# Task to carry out
Can you write the next part of the passage about Derby's efforts to improve air quality, starting right after its last sentence?

# Source
%%
School children at Firs Estate Primary School will also be taking part in various activities on the day starting with a walking school bus with Derbyshire County Cricket Club’s Freddie the Falcon, and The Right Worshipful, the Mayor of the City of Derby Councillor Jon Whitby. Children will be encouraged to continue to walk to school after the event, and will be issued with pedometers. The class who walks to school the most times over a two week period will receive free tickets to see Derbyshire County Cricket Club play in the NatWest T20 Blast fixture on Tuesday 25th June.
Cabinet Member for Neighbourhoods and Public Protection, Councillor Asaf Afzal said:
“In Derby, we have made it our priority to reduce pollution levels and improve air quality in the city. Air pollution is a serious public health issue, and we all have a part to play. Small changes like walking to school and changing the way we travel to work will all contribute, but it has to be a city-wide effort. We want to encourage people to think about the positive changes they can make in their daily routines, including, walking, cycling or using public transport instead of driving, and hope the day inspires everyone to take positive steps”
%%
# Data lines
%%
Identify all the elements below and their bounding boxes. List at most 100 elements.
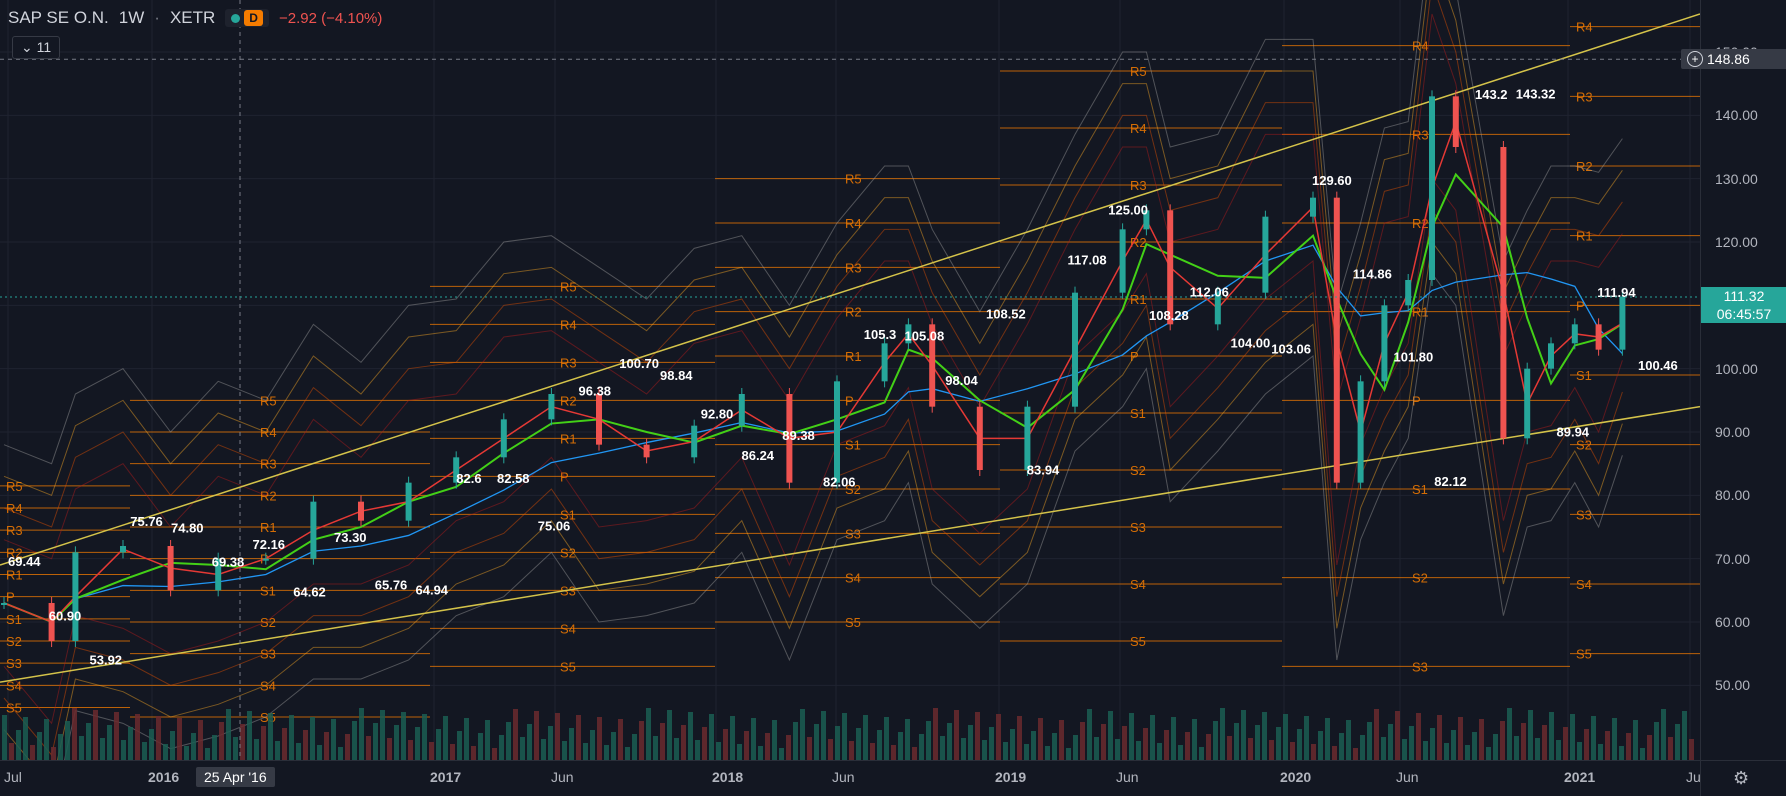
%%
# Result for this task
The Mayor of Derby, Councillor Jon Whitby added
“We owe it to ourselves and all our fellow citizens, to consider our air quality. If you can make a change in how you commute or get to school, it will have benefits beyond your own health”
Derby is one of five cities across the country mandated by the Government to introduce a Clean Air Zone by 2020. Consultation with key stakeholders will take place over the coming months.